→ **What to work on**: Can you print out every line of the following entries unchanged, character for character?
───── Available data ─────
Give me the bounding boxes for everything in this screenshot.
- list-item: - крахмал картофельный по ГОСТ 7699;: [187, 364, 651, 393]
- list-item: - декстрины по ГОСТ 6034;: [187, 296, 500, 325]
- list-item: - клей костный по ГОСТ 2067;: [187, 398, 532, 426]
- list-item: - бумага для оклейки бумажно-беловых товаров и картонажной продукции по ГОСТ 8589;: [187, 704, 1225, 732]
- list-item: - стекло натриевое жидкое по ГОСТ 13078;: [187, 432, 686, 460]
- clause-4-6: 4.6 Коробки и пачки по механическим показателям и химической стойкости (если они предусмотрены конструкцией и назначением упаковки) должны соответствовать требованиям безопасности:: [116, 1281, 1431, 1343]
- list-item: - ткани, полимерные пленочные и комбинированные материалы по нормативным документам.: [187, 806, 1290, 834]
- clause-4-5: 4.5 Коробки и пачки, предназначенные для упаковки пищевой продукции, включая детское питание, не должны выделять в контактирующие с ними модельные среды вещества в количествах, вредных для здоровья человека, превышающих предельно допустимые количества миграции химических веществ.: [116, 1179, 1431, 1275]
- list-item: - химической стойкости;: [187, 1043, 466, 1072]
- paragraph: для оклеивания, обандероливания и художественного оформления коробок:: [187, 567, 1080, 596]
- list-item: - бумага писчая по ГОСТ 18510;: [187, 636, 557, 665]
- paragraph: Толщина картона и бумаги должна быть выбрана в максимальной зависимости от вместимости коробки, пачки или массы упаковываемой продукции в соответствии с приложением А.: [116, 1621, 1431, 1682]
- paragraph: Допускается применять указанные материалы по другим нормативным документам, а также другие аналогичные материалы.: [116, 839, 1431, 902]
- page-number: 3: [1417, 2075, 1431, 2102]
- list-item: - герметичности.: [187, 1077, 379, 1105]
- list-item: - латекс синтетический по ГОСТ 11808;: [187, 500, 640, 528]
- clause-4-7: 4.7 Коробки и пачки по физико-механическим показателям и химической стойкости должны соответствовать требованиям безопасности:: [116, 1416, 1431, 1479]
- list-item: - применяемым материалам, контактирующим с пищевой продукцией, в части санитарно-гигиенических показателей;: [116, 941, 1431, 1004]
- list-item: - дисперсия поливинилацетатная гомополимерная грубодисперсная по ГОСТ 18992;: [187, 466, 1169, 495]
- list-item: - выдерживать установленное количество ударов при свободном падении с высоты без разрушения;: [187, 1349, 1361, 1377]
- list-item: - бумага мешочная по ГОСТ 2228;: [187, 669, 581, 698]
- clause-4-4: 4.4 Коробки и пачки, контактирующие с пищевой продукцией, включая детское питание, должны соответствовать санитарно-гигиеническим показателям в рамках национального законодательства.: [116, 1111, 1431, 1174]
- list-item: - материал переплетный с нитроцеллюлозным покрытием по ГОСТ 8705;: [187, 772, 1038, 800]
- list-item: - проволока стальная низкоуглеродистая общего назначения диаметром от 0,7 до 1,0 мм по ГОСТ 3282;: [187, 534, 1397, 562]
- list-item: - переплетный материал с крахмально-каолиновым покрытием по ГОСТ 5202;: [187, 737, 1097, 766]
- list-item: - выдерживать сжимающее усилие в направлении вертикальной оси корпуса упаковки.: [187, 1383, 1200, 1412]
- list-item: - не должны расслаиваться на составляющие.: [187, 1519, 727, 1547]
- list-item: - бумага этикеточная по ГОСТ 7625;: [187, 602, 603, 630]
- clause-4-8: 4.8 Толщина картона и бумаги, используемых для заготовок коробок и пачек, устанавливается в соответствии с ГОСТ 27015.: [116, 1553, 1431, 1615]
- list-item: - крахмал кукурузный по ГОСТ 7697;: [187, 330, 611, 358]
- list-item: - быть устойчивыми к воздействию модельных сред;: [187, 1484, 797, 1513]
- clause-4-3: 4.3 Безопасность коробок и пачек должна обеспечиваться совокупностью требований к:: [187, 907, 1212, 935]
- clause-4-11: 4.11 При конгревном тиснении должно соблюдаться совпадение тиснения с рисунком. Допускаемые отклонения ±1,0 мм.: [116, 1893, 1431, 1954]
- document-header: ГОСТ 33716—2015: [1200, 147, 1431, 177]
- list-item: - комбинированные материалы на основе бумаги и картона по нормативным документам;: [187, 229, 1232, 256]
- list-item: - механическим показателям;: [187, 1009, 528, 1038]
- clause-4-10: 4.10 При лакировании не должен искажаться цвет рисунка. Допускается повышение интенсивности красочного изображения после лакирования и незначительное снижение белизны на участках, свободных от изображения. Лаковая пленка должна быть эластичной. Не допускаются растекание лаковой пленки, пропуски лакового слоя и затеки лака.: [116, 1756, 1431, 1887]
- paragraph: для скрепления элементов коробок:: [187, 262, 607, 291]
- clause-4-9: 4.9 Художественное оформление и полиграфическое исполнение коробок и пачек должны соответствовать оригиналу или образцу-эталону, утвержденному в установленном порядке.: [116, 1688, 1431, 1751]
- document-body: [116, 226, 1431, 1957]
─────
→ **Written answer**:
Give me the bounding boxes for everything in this screenshot.
- list-item: - крахмал картофельный по ГОСТ 7699;: [187, 364, 651, 393]
- list-item: - декстрины по ГОСТ 6034;: [187, 296, 500, 325]
- list-item: - клей костный по ГОСТ 2067;: [187, 398, 532, 426]
- list-item: - бумага для оклейки бумажно-беловых товаров и картонажной продукции по ГОСТ 8589;: [187, 704, 1225, 732]
- list-item: - стекло натриевое жидкое по ГОСТ 13078;: [187, 432, 686, 460]
- clause-4-6: 4.6 Коробки и пачки по механическим показателям и химической стойкости (если они предусмотрены конструкцией и назначением упаковки) должны соответствовать требованиям безопасности:: [116, 1281, 1431, 1343]
- list-item: - ткани, полимерные пленочные и комбинированные материалы по нормативным документам.: [187, 806, 1290, 834]
- clause-4-5: 4.5 Коробки и пачки, предназначенные для упаковки пищевой продукции, включая детское питание, не должны выделять в контактирующие с ними модельные среды вещества в количествах, вредных для здоровья человека, превышающих предельно допустимые количества миграции химических веществ.: [116, 1179, 1431, 1275]
- list-item: - химической стойкости;: [187, 1043, 466, 1072]
- paragraph: для оклеивания, обандероливания и художественного оформления коробок:: [187, 567, 1080, 596]
- list-item: - бумага писчая по ГОСТ 18510;: [187, 636, 557, 665]
- paragraph: Толщина картона и бумаги должна быть выбрана в максимальной зависимости от вместимости коробки, пачки или массы упаковываемой продукции в соответствии с приложением А.: [116, 1621, 1431, 1682]
- paragraph: Допускается применять указанные материалы по другим нормативным документам, а также другие аналогичные материалы.: [116, 839, 1431, 902]
- page-number: 3: [1417, 2075, 1431, 2102]
- list-item: - герметичности.: [187, 1077, 379, 1105]
- list-item: - латекс синтетический по ГОСТ 11808;: [187, 500, 640, 528]
- clause-4-7: 4.7 Коробки и пачки по физико-механическим показателям и химической стойкости должны соответствовать требованиям безопасности:: [116, 1416, 1431, 1479]
- list-item: - применяемым материалам, контактирующим с пищевой продукцией, в части санитарно-гигиенических показателей;: [116, 941, 1431, 1004]
- list-item: - дисперсия поливинилацетатная гомополимерная грубодисперсная по ГОСТ 18992;: [187, 466, 1169, 495]
- list-item: - выдерживать установленное количество ударов при свободном падении с высоты без разрушения;: [187, 1349, 1361, 1377]
- list-item: - бумага мешочная по ГОСТ 2228;: [187, 669, 581, 698]
- clause-4-4: 4.4 Коробки и пачки, контактирующие с пищевой продукцией, включая детское питание, должны соответствовать санитарно-гигиеническим показателям в рамках национального законодательства.: [116, 1111, 1431, 1174]
- list-item: - материал переплетный с нитроцеллюлозным покрытием по ГОСТ 8705;: [187, 772, 1038, 800]
- list-item: - проволока стальная низкоуглеродистая общего назначения диаметром от 0,7 до 1,0 мм по ГОСТ 3282;: [187, 534, 1397, 562]
- list-item: - переплетный материал с крахмально-каолиновым покрытием по ГОСТ 5202;: [187, 737, 1097, 766]
- list-item: - выдерживать сжимающее усилие в направлении вертикальной оси корпуса упаковки.: [187, 1383, 1200, 1412]
- list-item: - не должны расслаиваться на составляющие.: [187, 1519, 727, 1547]
- list-item: - бумага этикеточная по ГОСТ 7625;: [187, 602, 603, 630]
- clause-4-8: 4.8 Толщина картона и бумаги, используемых для заготовок коробок и пачек, устанавливается в соответствии с ГОСТ 27015.: [116, 1553, 1431, 1615]
- list-item: - крахмал кукурузный по ГОСТ 7697;: [187, 330, 611, 358]
- list-item: - быть устойчивыми к воздействию модельных сред;: [187, 1484, 797, 1513]
- clause-4-3: 4.3 Безопасность коробок и пачек должна обеспечиваться совокупностью требований к:: [187, 907, 1212, 935]
- clause-4-11: 4.11 При конгревном тиснении должно соблюдаться совпадение тиснения с рисунком. Допускаемые отклонения ±1,0 мм.: [116, 1893, 1431, 1954]
- document-header: ГОСТ 33716—2015: [1200, 147, 1431, 177]
- list-item: - комбинированные материалы на основе бумаги и картона по нормативным документам;: [187, 229, 1232, 256]
- list-item: - механическим показателям;: [187, 1009, 528, 1038]
- clause-4-10: 4.10 При лакировании не должен искажаться цвет рисунка. Допускается повышение интенсивности красочного изображения после лакирования и незначительное снижение белизны на участках, свободных от изображения. Лаковая пленка должна быть эластичной. Не допускаются растекание лаковой пленки, пропуски лакового слоя и затеки лака.: [116, 1756, 1431, 1887]
- paragraph: для скрепления элементов коробок:: [187, 262, 607, 291]
- clause-4-9: 4.9 Художественное оформление и полиграфическое исполнение коробок и пачек должны соответствовать оригиналу или образцу-эталону, утвержденному в установленном порядке.: [116, 1688, 1431, 1751]
- document-body: [116, 226, 1431, 1957]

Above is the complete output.